▸ **Goal**
Quote all entries exactly, leaving pictures aside.

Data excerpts
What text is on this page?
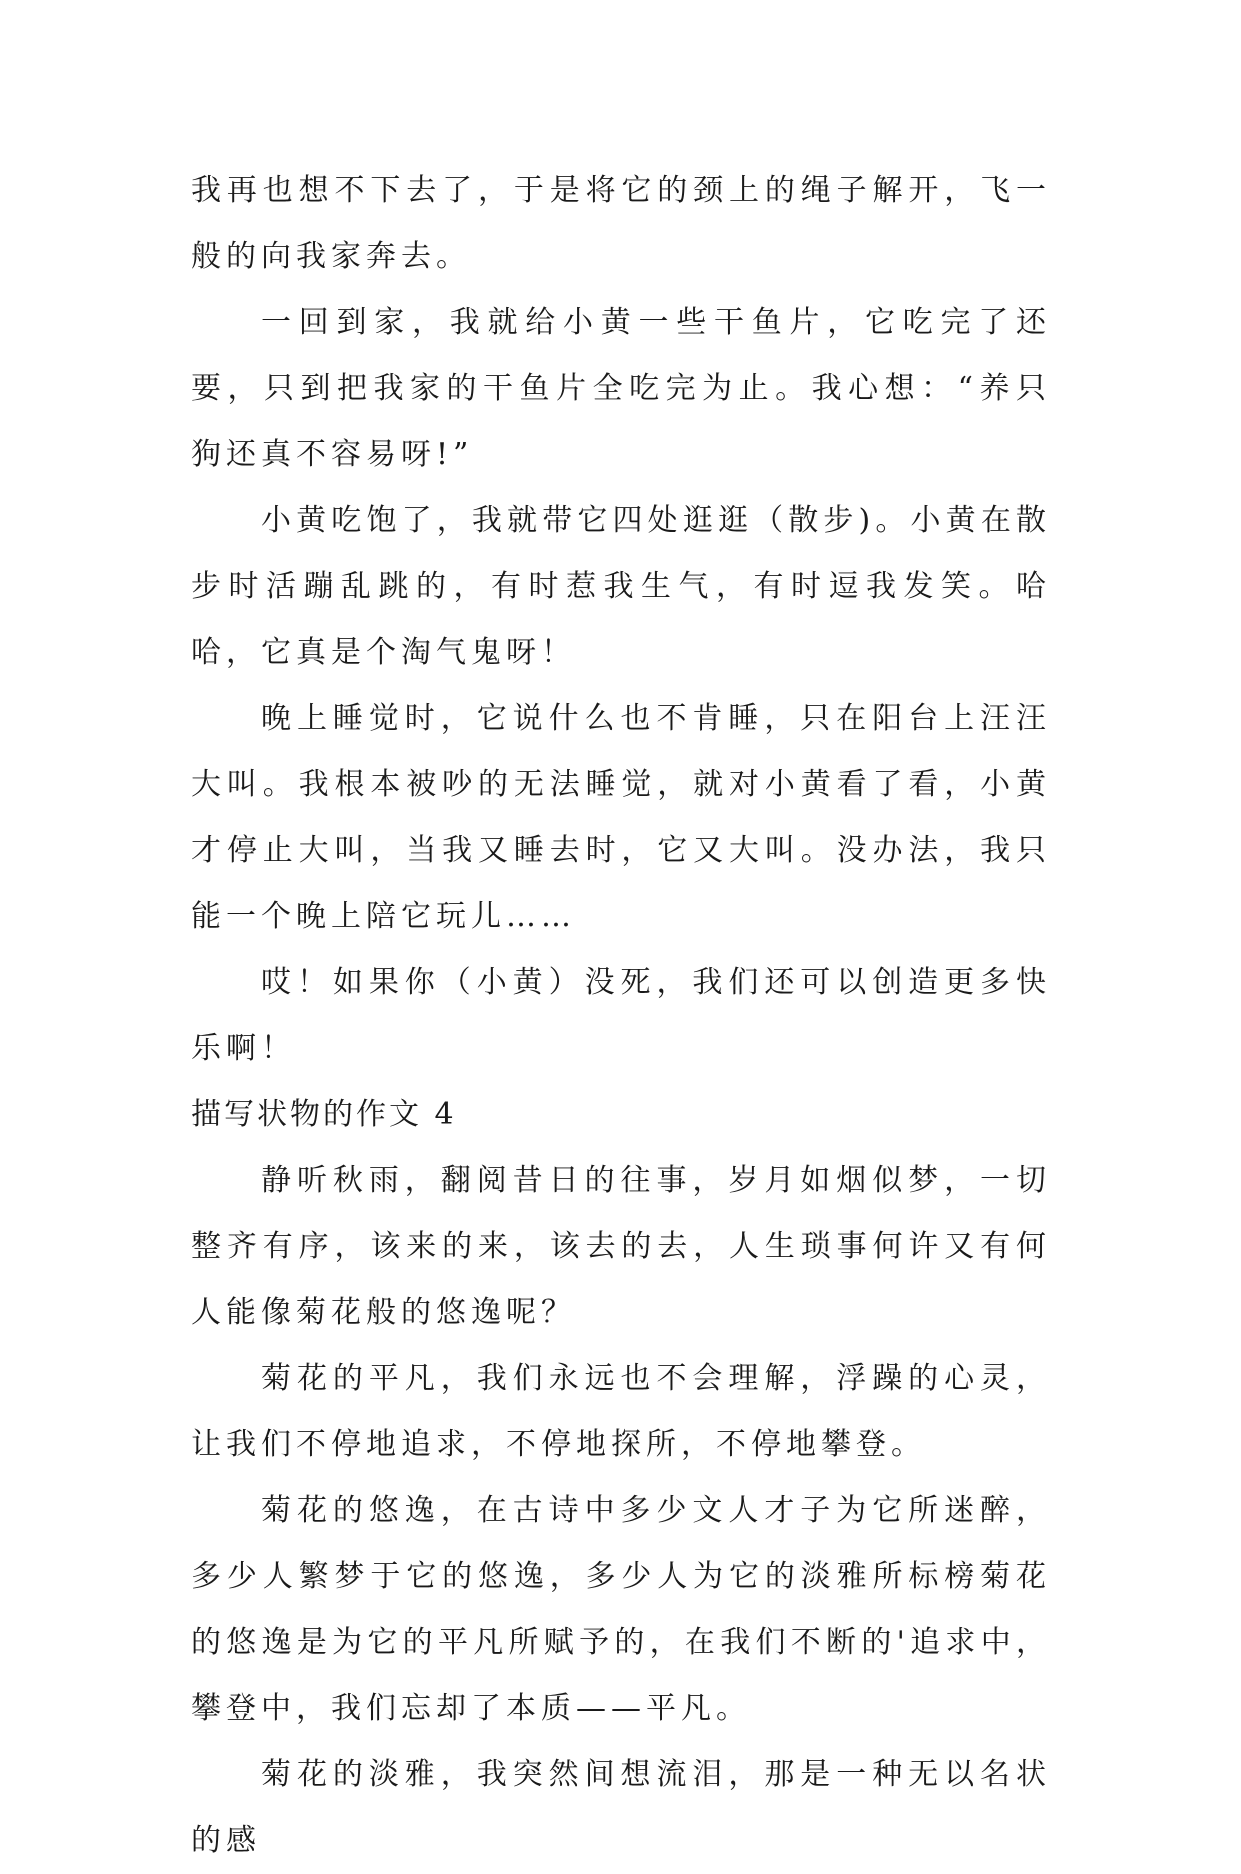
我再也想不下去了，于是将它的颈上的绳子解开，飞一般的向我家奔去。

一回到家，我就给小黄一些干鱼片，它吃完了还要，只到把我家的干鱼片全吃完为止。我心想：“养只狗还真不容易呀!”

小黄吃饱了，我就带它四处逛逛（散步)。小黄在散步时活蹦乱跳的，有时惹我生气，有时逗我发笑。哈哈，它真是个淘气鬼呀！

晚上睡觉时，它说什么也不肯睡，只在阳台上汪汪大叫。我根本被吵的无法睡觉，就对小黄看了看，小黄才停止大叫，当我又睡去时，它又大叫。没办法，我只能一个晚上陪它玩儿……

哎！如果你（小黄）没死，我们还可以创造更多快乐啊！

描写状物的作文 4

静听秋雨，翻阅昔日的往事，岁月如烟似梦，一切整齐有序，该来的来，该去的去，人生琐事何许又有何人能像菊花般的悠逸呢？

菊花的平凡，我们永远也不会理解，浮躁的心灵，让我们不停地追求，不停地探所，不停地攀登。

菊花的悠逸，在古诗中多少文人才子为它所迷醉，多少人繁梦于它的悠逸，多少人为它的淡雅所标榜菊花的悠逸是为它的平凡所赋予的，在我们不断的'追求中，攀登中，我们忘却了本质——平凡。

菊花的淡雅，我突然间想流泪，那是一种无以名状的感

▸ **Reply**
What text is on this page?
我再也想不下去了，于是将它的颈上的绳子解开，飞一般的向我家奔去。

一回到家，我就给小黄一些干鱼片，它吃完了还要，只到把我家的干鱼片全吃完为止。我心想：“养只狗还真不容易呀!”

小黄吃饱了，我就带它四处逛逛（散步)。小黄在散步时活蹦乱跳的，有时惹我生气，有时逗我发笑。哈哈，它真是个淘气鬼呀！

晚上睡觉时，它说什么也不肯睡，只在阳台上汪汪大叫。我根本被吵的无法睡觉，就对小黄看了看，小黄才停止大叫，当我又睡去时，它又大叫。没办法，我只能一个晚上陪它玩儿……

哎！如果你（小黄）没死，我们还可以创造更多快乐啊！

描写状物的作文 4

静听秋雨，翻阅昔日的往事，岁月如烟似梦，一切整齐有序，该来的来，该去的去，人生琐事何许又有何人能像菊花般的悠逸呢？

菊花的平凡，我们永远也不会理解，浮躁的心灵，让我们不停地追求，不停地探所，不停地攀登。

菊花的悠逸，在古诗中多少文人才子为它所迷醉，多少人繁梦于它的悠逸，多少人为它的淡雅所标榜菊花的悠逸是为它的平凡所赋予的，在我们不断的'追求中，攀登中，我们忘却了本质——平凡。

菊花的淡雅，我突然间想流泪，那是一种无以名状的感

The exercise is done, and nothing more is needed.